(Records contained in a dataset)
○ ○ ○

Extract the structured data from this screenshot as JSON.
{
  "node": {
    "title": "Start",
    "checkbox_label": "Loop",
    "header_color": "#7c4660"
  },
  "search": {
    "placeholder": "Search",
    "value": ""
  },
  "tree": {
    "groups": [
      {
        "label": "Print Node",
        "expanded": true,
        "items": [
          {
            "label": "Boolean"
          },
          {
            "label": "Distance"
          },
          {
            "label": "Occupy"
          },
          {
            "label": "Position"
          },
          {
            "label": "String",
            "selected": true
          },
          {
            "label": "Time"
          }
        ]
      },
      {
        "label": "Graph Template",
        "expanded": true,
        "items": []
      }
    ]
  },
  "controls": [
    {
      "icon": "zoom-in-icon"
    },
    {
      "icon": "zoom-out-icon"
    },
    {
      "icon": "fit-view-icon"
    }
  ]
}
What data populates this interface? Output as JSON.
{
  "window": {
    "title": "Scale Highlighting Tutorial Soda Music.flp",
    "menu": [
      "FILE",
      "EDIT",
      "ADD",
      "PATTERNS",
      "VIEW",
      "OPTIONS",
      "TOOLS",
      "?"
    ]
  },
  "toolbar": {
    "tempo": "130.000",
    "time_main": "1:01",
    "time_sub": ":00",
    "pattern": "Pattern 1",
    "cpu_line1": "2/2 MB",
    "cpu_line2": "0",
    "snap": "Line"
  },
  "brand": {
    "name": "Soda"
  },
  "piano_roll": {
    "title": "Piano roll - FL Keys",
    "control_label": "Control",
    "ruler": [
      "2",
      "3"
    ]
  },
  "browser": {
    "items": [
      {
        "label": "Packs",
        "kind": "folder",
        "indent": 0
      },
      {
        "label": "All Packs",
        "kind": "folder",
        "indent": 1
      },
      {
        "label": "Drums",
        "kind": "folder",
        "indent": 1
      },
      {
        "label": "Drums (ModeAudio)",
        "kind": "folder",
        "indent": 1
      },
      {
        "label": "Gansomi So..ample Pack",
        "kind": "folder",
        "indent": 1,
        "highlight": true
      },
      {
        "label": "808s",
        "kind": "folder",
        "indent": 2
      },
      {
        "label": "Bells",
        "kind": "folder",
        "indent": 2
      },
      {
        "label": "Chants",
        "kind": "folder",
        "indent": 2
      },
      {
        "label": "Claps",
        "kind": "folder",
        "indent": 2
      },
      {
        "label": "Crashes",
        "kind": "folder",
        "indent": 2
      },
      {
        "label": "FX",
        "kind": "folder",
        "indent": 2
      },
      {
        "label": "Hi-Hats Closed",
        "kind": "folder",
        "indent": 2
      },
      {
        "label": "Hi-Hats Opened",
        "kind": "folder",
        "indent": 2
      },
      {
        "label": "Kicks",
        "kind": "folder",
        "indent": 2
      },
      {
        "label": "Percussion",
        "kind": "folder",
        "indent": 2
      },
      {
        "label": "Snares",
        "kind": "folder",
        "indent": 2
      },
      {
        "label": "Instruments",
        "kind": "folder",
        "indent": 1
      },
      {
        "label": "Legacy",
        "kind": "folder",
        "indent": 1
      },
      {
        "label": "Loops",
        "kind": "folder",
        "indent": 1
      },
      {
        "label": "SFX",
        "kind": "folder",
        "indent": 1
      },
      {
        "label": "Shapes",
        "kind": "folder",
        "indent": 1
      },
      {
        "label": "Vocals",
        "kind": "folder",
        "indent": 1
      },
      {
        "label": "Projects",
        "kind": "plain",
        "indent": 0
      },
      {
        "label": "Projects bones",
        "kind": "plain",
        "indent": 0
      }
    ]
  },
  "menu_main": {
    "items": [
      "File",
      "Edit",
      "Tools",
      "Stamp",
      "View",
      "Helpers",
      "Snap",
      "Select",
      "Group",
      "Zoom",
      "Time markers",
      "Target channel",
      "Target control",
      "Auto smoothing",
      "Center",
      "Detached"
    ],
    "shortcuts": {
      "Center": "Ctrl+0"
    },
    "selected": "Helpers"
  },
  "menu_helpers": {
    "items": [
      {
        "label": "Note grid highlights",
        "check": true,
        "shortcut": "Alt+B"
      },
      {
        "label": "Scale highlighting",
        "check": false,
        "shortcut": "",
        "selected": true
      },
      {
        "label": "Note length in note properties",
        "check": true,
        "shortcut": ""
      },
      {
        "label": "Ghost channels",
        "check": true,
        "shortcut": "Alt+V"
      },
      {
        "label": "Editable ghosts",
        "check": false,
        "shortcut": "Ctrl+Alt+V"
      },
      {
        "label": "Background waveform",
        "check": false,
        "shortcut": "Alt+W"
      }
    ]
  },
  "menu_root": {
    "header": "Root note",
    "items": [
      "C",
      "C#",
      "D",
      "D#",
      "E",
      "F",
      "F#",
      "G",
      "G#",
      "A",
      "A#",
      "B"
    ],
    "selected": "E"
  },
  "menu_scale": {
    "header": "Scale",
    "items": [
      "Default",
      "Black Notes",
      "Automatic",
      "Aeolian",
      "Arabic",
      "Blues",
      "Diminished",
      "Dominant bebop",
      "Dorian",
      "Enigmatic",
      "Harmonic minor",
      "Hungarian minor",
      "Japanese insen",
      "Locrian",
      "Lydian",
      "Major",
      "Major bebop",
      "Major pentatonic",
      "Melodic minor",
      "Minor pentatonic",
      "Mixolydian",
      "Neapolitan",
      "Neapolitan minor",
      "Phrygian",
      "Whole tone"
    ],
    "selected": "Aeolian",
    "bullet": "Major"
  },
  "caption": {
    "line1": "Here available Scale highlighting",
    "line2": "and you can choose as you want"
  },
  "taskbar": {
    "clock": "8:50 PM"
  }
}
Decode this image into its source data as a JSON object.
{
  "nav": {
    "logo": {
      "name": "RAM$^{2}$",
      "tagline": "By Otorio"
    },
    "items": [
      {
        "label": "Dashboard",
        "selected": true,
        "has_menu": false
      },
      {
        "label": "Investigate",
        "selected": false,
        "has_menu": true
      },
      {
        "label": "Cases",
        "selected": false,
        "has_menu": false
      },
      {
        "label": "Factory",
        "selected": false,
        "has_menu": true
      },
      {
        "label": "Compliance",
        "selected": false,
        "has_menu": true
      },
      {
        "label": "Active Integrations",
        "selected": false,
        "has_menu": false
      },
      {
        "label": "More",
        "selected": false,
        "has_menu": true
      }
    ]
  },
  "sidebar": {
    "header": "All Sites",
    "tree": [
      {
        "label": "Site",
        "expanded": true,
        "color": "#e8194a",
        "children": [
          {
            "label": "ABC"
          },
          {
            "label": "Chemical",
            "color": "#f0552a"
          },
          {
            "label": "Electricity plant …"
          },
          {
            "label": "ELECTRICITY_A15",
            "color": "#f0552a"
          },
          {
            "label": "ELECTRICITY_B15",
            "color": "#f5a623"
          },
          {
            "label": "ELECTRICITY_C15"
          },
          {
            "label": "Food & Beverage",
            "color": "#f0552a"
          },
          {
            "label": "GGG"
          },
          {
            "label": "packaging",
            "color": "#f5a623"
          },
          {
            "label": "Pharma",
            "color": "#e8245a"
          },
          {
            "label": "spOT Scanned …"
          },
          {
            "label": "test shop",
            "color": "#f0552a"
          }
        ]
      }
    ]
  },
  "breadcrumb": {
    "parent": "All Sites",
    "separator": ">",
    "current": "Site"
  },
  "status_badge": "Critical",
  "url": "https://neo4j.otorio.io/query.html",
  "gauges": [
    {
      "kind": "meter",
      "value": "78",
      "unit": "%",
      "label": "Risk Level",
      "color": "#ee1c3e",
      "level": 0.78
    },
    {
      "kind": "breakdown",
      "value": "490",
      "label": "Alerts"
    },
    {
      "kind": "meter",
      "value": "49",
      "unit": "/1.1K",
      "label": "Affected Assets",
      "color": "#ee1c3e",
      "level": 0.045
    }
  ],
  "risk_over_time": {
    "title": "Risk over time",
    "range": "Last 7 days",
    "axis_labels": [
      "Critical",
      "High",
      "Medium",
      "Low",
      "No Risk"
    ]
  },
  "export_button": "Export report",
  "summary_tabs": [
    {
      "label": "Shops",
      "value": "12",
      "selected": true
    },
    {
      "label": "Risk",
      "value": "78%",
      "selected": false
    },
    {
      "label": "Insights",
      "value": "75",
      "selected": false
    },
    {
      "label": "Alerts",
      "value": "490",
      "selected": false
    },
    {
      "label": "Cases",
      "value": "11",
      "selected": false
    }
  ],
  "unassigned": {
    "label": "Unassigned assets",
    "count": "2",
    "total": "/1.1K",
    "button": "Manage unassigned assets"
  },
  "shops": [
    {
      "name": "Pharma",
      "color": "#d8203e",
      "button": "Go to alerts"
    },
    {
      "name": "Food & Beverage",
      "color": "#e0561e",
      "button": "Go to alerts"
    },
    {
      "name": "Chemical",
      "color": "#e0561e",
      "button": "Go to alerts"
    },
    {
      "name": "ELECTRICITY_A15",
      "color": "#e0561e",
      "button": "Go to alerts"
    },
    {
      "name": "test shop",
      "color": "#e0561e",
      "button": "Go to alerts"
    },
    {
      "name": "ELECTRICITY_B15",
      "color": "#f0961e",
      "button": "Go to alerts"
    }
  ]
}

○ ○ ○

§ **Given task**:
Of the lines in the entries, how many include the word "Projects"? State only the number.

§ **Written reply**:
2